[Figure dataset records]

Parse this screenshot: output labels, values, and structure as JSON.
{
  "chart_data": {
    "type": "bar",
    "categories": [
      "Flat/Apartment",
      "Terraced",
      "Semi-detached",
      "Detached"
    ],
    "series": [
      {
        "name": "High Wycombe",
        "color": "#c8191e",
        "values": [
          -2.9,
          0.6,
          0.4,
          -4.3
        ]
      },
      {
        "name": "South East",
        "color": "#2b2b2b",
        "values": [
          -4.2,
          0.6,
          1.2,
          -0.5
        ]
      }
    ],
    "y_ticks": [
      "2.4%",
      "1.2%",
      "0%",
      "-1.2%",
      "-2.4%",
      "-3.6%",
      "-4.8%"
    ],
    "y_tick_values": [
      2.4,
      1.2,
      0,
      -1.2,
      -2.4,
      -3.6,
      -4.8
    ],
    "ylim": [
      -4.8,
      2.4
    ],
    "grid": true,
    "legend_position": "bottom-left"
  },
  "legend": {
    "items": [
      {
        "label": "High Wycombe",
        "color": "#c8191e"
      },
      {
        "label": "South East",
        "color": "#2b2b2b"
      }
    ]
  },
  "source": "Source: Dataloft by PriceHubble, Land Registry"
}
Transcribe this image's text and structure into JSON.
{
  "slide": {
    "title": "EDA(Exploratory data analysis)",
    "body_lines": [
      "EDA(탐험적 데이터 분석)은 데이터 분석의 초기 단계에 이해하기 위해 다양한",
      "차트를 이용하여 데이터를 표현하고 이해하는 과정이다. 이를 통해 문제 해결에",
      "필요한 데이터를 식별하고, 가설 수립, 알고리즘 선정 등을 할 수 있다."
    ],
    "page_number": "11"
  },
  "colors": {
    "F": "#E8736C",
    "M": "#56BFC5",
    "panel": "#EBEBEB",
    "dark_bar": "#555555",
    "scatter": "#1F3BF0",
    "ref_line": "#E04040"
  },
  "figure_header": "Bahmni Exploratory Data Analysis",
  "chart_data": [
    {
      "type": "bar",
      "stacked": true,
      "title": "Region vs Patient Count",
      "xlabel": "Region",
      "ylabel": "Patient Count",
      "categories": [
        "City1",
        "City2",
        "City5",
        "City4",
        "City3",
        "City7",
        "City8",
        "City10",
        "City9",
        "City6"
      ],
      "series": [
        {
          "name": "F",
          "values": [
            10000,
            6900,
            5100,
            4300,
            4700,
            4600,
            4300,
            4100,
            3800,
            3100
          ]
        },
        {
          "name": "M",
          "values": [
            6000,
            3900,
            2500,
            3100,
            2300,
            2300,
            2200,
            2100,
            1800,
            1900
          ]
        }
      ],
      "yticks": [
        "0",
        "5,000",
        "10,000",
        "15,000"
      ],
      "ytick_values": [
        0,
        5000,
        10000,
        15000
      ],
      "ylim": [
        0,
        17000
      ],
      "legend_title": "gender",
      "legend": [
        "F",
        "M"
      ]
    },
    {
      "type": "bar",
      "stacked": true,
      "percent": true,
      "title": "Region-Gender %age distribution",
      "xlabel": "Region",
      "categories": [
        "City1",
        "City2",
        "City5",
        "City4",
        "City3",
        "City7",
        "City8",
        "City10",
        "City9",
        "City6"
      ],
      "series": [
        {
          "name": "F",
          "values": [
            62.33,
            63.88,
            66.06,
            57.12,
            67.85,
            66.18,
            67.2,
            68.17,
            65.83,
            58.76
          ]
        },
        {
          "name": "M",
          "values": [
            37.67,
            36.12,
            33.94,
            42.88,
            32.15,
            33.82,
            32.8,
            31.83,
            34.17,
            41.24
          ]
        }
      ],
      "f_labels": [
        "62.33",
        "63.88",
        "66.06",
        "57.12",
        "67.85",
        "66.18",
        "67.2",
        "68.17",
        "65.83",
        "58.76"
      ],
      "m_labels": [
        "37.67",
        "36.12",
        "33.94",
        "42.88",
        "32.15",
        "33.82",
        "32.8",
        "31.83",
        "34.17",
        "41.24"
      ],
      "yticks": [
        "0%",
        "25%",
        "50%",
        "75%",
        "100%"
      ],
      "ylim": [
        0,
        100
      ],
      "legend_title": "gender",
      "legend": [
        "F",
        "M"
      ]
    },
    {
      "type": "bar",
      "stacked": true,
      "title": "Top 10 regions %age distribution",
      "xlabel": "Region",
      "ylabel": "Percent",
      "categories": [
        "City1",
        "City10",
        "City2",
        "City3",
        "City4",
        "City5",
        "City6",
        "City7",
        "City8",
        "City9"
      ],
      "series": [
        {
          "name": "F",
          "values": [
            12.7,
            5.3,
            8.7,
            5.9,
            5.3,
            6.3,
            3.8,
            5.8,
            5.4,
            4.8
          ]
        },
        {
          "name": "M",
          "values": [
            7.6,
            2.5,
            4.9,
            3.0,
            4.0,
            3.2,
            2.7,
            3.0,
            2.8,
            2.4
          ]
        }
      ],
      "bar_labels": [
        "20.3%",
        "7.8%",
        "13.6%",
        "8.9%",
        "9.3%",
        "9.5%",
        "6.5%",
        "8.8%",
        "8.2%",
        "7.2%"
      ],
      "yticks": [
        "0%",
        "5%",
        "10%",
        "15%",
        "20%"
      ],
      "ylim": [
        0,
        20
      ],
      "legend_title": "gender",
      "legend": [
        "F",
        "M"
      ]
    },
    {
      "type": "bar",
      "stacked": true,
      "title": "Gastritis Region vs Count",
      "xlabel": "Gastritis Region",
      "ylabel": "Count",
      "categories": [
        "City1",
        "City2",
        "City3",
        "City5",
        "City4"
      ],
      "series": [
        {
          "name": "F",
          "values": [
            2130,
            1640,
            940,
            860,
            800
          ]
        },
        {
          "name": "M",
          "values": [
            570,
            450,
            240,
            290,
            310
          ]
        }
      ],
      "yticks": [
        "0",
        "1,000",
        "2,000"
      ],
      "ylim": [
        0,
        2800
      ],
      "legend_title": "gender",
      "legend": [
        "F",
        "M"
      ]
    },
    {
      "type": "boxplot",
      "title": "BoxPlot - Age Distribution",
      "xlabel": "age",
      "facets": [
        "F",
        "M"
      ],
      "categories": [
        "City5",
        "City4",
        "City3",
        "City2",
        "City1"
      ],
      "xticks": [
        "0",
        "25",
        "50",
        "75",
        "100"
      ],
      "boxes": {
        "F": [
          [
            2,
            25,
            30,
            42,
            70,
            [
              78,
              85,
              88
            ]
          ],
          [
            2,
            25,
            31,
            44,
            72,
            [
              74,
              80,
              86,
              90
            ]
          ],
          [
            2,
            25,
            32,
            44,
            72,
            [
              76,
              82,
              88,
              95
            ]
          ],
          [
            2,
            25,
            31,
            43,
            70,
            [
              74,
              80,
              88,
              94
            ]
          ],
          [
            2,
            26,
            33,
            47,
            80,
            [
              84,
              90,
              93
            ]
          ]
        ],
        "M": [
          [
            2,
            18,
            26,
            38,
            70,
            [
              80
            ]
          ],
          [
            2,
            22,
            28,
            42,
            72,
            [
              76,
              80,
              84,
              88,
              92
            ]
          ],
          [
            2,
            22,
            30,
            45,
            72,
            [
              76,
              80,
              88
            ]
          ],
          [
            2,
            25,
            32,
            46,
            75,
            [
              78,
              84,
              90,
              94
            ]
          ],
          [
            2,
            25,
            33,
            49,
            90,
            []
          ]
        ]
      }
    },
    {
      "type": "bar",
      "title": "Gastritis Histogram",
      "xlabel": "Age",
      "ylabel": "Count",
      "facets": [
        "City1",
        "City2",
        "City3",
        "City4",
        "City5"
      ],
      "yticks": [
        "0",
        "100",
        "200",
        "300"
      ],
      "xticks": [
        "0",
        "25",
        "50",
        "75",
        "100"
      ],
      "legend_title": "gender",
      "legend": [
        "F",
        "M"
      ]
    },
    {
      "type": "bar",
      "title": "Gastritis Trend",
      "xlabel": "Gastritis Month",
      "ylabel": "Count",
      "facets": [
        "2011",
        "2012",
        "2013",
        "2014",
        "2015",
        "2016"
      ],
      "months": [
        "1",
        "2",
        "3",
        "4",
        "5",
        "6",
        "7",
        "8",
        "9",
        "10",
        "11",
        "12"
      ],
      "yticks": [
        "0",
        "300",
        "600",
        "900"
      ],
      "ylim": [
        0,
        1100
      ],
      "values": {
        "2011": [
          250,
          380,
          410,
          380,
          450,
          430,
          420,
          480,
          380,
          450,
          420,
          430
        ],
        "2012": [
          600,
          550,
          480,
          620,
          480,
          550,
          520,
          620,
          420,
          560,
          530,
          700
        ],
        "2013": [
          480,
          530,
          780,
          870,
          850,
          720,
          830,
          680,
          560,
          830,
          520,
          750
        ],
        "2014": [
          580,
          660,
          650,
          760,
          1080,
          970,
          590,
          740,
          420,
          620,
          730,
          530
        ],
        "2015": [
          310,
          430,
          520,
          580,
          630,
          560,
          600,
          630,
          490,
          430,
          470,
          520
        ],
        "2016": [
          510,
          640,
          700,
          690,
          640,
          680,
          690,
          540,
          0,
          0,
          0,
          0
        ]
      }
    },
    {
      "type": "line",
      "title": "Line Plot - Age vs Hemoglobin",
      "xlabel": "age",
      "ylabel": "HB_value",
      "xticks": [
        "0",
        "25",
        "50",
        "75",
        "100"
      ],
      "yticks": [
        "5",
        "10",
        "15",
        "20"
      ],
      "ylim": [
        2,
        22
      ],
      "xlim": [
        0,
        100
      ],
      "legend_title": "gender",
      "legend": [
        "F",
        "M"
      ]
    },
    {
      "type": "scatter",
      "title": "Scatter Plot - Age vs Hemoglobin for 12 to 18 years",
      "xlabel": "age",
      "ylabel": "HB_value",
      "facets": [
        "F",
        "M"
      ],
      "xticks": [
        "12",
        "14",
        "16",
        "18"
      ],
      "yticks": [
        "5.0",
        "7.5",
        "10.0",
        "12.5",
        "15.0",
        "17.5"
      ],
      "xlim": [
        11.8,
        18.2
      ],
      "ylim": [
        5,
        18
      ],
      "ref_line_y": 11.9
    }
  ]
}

Goal of the exercise:
Working from the listing above, pick out every line that has "데이터를" and copy it.

Written answer:
      "차트를 이용하여 데이터를 표현하고 이해하는 과정이다. 이를 통해 문제 해결에",
      "필요한 데이터를 식별하고, 가설 수립, 알고리즘 선정 등을 할 수 있다."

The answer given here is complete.